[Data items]
# # #

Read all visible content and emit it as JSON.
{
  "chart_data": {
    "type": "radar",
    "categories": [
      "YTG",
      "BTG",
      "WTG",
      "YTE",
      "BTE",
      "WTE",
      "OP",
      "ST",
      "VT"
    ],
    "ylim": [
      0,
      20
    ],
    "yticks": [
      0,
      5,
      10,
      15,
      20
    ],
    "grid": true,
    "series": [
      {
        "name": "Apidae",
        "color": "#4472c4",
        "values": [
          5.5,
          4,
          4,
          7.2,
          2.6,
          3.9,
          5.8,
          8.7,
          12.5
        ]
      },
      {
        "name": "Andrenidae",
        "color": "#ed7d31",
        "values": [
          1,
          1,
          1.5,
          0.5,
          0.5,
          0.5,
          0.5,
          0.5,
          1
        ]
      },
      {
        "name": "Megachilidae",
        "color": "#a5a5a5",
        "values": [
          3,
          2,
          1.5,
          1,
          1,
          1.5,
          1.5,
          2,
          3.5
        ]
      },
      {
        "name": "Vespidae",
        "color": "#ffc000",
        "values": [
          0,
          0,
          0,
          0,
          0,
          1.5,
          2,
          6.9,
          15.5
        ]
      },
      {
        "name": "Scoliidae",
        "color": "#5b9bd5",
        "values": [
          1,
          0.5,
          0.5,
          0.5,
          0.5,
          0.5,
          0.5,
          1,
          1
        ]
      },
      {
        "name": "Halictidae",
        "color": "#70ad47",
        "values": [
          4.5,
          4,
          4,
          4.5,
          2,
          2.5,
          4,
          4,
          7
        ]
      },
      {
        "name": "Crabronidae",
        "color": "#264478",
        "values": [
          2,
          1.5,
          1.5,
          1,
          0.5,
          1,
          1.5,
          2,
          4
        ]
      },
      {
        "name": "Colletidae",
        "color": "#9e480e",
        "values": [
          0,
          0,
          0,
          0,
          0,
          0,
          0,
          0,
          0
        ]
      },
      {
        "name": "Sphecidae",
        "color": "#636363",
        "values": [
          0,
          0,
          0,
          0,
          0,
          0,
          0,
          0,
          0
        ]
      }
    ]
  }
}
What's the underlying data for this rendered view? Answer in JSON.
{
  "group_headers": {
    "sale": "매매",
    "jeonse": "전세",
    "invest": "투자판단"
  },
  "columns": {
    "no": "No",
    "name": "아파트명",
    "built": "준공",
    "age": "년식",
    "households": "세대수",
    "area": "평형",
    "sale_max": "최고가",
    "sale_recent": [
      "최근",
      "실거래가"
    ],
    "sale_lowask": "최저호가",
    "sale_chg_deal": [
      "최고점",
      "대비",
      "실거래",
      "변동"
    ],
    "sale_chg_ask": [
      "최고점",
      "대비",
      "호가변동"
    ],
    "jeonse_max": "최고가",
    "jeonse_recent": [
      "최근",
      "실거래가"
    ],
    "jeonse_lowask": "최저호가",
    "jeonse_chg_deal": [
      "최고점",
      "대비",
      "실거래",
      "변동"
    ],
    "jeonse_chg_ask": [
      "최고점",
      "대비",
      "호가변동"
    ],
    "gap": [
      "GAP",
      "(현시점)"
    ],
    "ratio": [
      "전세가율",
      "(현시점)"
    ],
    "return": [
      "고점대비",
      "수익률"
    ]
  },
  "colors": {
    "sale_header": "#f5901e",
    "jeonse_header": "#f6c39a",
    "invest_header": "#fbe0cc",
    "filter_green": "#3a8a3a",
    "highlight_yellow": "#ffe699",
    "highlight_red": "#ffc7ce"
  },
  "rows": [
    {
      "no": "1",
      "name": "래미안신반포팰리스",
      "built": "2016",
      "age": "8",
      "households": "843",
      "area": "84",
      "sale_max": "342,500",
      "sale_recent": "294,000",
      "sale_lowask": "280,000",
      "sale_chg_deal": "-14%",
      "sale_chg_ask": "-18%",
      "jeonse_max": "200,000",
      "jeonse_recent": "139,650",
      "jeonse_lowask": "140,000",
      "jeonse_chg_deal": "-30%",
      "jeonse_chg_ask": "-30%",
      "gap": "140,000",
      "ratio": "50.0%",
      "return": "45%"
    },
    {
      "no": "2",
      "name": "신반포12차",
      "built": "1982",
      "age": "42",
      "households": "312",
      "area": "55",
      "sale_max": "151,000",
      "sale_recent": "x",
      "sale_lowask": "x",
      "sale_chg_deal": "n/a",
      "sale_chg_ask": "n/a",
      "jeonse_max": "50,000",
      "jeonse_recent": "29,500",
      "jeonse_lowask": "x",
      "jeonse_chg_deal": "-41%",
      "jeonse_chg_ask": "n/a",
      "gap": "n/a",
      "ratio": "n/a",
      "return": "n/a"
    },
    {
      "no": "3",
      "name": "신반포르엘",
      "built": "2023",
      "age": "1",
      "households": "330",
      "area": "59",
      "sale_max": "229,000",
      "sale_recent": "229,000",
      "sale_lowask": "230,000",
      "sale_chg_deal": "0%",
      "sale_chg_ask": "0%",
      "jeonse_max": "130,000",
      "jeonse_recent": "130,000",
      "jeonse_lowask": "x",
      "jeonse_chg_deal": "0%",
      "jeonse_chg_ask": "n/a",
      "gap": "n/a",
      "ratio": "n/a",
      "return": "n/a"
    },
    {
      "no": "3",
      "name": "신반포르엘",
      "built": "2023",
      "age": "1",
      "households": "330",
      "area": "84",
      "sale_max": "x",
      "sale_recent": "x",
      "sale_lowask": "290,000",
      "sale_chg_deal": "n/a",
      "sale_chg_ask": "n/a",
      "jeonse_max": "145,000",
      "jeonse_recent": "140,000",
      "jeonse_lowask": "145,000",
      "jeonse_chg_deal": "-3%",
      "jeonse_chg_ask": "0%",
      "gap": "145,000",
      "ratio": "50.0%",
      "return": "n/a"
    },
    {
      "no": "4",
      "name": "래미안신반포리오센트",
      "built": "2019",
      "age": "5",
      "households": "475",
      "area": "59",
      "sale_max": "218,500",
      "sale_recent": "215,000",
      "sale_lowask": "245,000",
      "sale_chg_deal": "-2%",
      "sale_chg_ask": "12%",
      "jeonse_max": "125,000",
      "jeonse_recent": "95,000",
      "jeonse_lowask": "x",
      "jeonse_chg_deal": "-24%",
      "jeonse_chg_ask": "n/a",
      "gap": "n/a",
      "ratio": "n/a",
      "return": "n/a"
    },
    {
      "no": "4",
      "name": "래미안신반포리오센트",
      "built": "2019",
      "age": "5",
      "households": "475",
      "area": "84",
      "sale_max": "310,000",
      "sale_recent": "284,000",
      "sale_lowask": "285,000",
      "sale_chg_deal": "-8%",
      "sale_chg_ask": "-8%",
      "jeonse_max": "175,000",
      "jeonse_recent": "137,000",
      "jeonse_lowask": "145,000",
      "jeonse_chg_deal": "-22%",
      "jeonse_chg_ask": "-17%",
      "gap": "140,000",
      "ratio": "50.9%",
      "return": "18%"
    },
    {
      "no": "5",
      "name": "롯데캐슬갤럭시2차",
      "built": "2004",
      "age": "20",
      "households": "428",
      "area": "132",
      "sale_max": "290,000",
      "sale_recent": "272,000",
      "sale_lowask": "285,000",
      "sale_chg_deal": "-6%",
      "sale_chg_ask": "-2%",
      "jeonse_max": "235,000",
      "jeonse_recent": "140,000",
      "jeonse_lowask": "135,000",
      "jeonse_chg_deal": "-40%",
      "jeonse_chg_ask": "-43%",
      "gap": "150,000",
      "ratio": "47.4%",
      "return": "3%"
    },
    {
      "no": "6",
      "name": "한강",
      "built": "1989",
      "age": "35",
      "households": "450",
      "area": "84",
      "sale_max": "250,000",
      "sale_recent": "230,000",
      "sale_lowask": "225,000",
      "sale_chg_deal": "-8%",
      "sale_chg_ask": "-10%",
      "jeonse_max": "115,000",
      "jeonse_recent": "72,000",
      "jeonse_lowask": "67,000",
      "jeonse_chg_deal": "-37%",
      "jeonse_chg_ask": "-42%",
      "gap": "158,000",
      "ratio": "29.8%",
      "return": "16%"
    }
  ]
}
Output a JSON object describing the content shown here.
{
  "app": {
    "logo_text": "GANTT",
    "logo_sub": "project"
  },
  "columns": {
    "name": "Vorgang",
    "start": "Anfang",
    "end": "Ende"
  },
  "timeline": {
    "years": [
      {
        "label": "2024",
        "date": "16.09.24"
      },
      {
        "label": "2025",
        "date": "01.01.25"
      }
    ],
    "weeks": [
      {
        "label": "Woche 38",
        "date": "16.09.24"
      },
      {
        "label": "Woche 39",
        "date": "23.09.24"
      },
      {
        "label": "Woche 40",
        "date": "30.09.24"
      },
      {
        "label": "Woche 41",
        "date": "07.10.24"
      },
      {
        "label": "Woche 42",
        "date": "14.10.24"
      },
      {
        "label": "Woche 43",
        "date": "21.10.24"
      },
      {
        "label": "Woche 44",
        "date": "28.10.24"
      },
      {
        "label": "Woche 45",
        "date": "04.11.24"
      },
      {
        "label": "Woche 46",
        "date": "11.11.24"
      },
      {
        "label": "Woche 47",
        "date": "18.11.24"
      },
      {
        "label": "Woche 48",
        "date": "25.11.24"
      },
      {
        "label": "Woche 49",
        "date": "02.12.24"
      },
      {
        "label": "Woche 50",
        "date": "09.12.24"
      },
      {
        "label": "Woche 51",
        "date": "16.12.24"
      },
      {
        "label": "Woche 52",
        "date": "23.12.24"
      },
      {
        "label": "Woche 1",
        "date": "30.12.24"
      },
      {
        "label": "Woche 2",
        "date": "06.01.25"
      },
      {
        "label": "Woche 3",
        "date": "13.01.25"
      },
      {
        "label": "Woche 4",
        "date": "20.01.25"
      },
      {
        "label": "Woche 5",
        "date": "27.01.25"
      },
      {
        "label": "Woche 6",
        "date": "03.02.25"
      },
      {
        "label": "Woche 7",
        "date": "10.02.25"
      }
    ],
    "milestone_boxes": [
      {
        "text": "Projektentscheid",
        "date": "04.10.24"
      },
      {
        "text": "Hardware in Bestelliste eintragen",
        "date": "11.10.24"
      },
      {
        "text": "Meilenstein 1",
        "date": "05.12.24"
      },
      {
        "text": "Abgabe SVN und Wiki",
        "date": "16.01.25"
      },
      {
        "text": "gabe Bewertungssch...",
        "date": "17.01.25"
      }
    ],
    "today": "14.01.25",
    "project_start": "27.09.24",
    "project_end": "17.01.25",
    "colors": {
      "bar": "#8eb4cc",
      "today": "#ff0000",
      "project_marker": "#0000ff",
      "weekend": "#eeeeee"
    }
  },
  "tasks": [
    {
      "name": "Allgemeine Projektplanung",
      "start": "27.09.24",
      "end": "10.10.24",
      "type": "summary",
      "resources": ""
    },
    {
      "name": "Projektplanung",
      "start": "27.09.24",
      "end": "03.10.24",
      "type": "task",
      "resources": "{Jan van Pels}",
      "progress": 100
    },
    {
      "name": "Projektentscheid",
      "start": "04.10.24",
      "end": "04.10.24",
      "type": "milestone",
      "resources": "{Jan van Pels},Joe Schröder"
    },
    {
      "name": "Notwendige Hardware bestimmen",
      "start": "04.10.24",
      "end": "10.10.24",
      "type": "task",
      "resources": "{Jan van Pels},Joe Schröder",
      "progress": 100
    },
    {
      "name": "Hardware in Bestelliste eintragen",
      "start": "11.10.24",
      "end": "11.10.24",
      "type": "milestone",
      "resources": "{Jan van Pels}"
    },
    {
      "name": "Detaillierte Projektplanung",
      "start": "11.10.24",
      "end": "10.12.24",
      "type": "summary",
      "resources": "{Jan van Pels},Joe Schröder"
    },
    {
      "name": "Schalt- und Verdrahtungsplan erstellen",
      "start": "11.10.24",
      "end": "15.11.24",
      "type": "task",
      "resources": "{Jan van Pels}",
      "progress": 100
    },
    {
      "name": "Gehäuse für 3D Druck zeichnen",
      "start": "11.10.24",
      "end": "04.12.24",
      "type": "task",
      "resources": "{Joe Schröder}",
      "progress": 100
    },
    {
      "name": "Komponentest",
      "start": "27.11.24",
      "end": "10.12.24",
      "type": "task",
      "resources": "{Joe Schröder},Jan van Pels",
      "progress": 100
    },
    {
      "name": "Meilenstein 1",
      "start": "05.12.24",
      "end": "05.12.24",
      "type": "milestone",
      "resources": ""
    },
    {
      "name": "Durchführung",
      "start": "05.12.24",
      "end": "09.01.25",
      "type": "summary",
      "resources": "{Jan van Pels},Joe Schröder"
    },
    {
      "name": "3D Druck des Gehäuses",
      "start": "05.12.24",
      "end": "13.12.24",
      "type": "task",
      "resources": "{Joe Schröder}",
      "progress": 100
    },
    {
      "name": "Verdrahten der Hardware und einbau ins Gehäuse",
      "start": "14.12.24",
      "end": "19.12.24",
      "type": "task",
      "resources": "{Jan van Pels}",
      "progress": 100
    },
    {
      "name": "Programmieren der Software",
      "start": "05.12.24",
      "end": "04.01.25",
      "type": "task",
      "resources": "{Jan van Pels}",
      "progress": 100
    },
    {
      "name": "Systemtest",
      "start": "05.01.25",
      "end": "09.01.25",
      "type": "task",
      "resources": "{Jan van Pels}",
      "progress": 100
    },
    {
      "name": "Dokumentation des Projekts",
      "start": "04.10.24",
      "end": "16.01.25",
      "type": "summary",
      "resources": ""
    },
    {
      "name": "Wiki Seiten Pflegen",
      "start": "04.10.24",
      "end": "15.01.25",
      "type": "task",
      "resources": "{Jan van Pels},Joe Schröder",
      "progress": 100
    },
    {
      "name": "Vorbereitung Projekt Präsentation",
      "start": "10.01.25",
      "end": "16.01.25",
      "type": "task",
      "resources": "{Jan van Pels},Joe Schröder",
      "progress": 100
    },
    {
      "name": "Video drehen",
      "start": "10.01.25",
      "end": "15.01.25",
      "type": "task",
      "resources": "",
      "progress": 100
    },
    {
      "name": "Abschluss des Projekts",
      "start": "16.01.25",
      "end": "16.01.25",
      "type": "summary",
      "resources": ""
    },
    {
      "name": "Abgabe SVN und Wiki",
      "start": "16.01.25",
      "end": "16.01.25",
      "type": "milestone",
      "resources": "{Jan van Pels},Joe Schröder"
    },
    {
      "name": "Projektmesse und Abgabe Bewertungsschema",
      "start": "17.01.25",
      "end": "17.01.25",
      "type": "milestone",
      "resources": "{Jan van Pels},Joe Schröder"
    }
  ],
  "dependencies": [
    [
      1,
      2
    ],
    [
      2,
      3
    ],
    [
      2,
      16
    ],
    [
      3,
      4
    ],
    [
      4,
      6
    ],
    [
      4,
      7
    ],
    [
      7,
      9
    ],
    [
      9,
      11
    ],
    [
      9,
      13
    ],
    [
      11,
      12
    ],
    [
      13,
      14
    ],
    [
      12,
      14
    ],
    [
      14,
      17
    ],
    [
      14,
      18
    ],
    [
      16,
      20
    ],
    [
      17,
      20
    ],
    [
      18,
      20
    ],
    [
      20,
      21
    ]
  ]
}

# # #

What to produce:
Show all lines in the entries above where the word "content" appears.

Answer to this problem:
Read all visible content and emit it as JSON.
Output a JSON object describing the content shown here.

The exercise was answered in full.